What the task requires — All of the records listed below should be retyped exactly.

The records —
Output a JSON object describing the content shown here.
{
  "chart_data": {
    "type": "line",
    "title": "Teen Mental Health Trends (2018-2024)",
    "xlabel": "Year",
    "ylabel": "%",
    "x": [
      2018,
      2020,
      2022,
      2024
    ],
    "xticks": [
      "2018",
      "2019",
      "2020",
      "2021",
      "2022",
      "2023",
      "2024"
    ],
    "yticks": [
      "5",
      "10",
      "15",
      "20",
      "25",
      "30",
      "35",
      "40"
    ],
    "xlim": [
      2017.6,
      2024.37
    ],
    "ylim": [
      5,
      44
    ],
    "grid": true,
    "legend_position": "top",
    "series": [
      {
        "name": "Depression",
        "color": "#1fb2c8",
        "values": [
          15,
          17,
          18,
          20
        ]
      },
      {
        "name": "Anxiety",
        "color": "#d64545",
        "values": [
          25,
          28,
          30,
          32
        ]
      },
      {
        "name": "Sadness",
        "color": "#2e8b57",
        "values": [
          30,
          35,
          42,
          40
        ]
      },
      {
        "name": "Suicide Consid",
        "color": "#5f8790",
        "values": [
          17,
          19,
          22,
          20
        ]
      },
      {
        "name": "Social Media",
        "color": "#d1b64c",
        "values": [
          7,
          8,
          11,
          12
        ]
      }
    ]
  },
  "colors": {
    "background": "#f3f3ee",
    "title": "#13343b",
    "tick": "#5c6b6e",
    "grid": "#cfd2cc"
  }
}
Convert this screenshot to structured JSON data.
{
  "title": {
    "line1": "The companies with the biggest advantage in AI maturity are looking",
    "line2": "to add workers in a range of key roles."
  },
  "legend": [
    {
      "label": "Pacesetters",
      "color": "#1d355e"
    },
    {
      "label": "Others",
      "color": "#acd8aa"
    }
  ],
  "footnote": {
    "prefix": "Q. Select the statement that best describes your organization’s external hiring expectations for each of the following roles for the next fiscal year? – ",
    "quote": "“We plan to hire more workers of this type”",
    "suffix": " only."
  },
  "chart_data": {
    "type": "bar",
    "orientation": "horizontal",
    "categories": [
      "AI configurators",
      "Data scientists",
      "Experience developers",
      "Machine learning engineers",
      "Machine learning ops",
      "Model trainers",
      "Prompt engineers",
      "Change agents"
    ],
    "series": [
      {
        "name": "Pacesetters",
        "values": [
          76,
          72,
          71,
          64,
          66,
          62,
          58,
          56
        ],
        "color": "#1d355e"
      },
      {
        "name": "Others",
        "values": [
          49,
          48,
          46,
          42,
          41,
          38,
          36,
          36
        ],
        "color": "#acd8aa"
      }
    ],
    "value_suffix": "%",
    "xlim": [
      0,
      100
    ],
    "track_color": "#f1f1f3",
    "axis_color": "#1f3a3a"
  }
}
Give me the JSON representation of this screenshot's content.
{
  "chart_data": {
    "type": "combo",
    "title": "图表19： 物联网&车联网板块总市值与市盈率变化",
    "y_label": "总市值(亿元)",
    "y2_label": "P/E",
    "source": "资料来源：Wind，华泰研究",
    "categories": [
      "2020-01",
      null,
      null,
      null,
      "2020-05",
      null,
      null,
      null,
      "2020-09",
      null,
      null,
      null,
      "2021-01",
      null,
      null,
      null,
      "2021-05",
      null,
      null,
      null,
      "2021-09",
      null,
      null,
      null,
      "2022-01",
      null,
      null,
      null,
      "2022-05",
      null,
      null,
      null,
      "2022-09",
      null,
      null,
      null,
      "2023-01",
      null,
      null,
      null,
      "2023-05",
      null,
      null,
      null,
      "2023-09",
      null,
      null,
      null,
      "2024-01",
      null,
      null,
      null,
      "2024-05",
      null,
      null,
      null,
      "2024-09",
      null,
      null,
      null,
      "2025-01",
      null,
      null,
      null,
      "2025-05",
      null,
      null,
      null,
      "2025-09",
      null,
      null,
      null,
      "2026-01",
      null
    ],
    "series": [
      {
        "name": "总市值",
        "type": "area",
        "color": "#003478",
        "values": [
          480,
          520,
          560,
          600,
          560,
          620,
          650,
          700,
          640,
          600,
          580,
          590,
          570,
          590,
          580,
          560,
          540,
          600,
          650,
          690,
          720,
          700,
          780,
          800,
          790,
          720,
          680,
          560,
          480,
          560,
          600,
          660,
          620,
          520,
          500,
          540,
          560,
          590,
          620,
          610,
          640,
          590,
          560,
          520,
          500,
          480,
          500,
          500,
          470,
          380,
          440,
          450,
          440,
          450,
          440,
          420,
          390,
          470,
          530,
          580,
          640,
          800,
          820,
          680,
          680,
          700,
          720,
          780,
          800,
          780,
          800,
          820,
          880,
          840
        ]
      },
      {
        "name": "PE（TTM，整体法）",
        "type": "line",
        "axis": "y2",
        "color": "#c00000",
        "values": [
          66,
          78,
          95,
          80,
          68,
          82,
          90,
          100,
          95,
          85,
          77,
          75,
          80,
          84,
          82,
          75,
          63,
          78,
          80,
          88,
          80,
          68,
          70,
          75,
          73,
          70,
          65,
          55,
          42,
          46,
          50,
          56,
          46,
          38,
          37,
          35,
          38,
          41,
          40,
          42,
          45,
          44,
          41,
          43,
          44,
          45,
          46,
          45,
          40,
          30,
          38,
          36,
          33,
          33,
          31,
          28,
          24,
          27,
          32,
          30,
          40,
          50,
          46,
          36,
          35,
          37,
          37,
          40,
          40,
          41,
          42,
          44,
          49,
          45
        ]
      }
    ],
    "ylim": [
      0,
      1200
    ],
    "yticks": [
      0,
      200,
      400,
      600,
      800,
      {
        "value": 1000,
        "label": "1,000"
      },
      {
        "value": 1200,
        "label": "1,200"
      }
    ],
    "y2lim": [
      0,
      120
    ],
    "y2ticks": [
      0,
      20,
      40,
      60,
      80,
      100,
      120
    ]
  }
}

Full answer —
Output a JSON object describing the content shown here.
{
  "chart_data": {
    "type": "line",
    "title": "Teen Mental Health Trends (2018-2024)",
    "xlabel": "Year",
    "ylabel": "%",
    "x": [
      2018,
      2020,
      2022,
      2024
    ],
    "xticks": [
      "2018",
      "2019",
      "2020",
      "2021",
      "2022",
      "2023",
      "2024"
    ],
    "yticks": [
      "5",
      "10",
      "15",
      "20",
      "25",
      "30",
      "35",
      "40"
    ],
    "xlim": [
      2017.6,
      2024.37
    ],
    "ylim": [
      5,
      44
    ],
    "grid": true,
    "legend_position": "top",
    "series": [
      {
        "name": "Depression",
        "color": "#1fb2c8",
        "values": [
          15,
          17,
          18,
          20
        ]
      },
      {
        "name": "Anxiety",
        "color": "#d64545",
        "values": [
          25,
          28,
          30,
          32
        ]
      },
      {
        "name": "Sadness",
        "color": "#2e8b57",
        "values": [
          30,
          35,
          42,
          40
        ]
      },
      {
        "name": "Suicide Consid",
        "color": "#5f8790",
        "values": [
          17,
          19,
          22,
          20
        ]
      },
      {
        "name": "Social Media",
        "color": "#d1b64c",
        "values": [
          7,
          8,
          11,
          12
        ]
      }
    ]
  },
  "colors": {
    "background": "#f3f3ee",
    "title": "#13343b",
    "tick": "#5c6b6e",
    "grid": "#cfd2cc"
  }
}
Convert this screenshot to structured JSON data.
{
  "title": {
    "line1": "The companies with the biggest advantage in AI maturity are looking",
    "line2": "to add workers in a range of key roles."
  },
  "legend": [
    {
      "label": "Pacesetters",
      "color": "#1d355e"
    },
    {
      "label": "Others",
      "color": "#acd8aa"
    }
  ],
  "footnote": {
    "prefix": "Q. Select the statement that best describes your organization’s external hiring expectations for each of the following roles for the next fiscal year? – ",
    "quote": "“We plan to hire more workers of this type”",
    "suffix": " only."
  },
  "chart_data": {
    "type": "bar",
    "orientation": "horizontal",
    "categories": [
      "AI configurators",
      "Data scientists",
      "Experience developers",
      "Machine learning engineers",
      "Machine learning ops",
      "Model trainers",
      "Prompt engineers",
      "Change agents"
    ],
    "series": [
      {
        "name": "Pacesetters",
        "values": [
          76,
          72,
          71,
          64,
          66,
          62,
          58,
          56
        ],
        "color": "#1d355e"
      },
      {
        "name": "Others",
        "values": [
          49,
          48,
          46,
          42,
          41,
          38,
          36,
          36
        ],
        "color": "#acd8aa"
      }
    ],
    "value_suffix": "%",
    "xlim": [
      0,
      100
    ],
    "track_color": "#f1f1f3",
    "axis_color": "#1f3a3a"
  }
}
Give me the JSON representation of this screenshot's content.
{
  "chart_data": {
    "type": "combo",
    "title": "图表19： 物联网&车联网板块总市值与市盈率变化",
    "y_label": "总市值(亿元)",
    "y2_label": "P/E",
    "source": "资料来源：Wind，华泰研究",
    "categories": [
      "2020-01",
      null,
      null,
      null,
      "2020-05",
      null,
      null,
      null,
      "2020-09",
      null,
      null,
      null,
      "2021-01",
      null,
      null,
      null,
      "2021-05",
      null,
      null,
      null,
      "2021-09",
      null,
      null,
      null,
      "2022-01",
      null,
      null,
      null,
      "2022-05",
      null,
      null,
      null,
      "2022-09",
      null,
      null,
      null,
      "2023-01",
      null,
      null,
      null,
      "2023-05",
      null,
      null,
      null,
      "2023-09",
      null,
      null,
      null,
      "2024-01",
      null,
      null,
      null,
      "2024-05",
      null,
      null,
      null,
      "2024-09",
      null,
      null,
      null,
      "2025-01",
      null,
      null,
      null,
      "2025-05",
      null,
      null,
      null,
      "2025-09",
      null,
      null,
      null,
      "2026-01",
      null
    ],
    "series": [
      {
        "name": "总市值",
        "type": "area",
        "color": "#003478",
        "values": [
          480,
          520,
          560,
          600,
          560,
          620,
          650,
          700,
          640,
          600,
          580,
          590,
          570,
          590,
          580,
          560,
          540,
          600,
          650,
          690,
          720,
          700,
          780,
          800,
          790,
          720,
          680,
          560,
          480,
          560,
          600,
          660,
          620,
          520,
          500,
          540,
          560,
          590,
          620,
          610,
          640,
          590,
          560,
          520,
          500,
          480,
          500,
          500,
          470,
          380,
          440,
          450,
          440,
          450,
          440,
          420,
          390,
          470,
          530,
          580,
          640,
          800,
          820,
          680,
          680,
          700,
          720,
          780,
          800,
          780,
          800,
          820,
          880,
          840
        ]
      },
      {
        "name": "PE（TTM，整体法）",
        "type": "line",
        "axis": "y2",
        "color": "#c00000",
        "values": [
          66,
          78,
          95,
          80,
          68,
          82,
          90,
          100,
          95,
          85,
          77,
          75,
          80,
          84,
          82,
          75,
          63,
          78,
          80,
          88,
          80,
          68,
          70,
          75,
          73,
          70,
          65,
          55,
          42,
          46,
          50,
          56,
          46,
          38,
          37,
          35,
          38,
          41,
          40,
          42,
          45,
          44,
          41,
          43,
          44,
          45,
          46,
          45,
          40,
          30,
          38,
          36,
          33,
          33,
          31,
          28,
          24,
          27,
          32,
          30,
          40,
          50,
          46,
          36,
          35,
          37,
          37,
          40,
          40,
          41,
          42,
          44,
          49,
          45
        ]
      }
    ],
    "ylim": [
      0,
      1200
    ],
    "yticks": [
      0,
      200,
      400,
      600,
      800,
      {
        "value": 1000,
        "label": "1,000"
      },
      {
        "value": 1200,
        "label": "1,200"
      }
    ],
    "y2lim": [
      0,
      120
    ],
    "y2ticks": [
      0,
      20,
      40,
      60,
      80,
      100,
      120
    ]
  }
}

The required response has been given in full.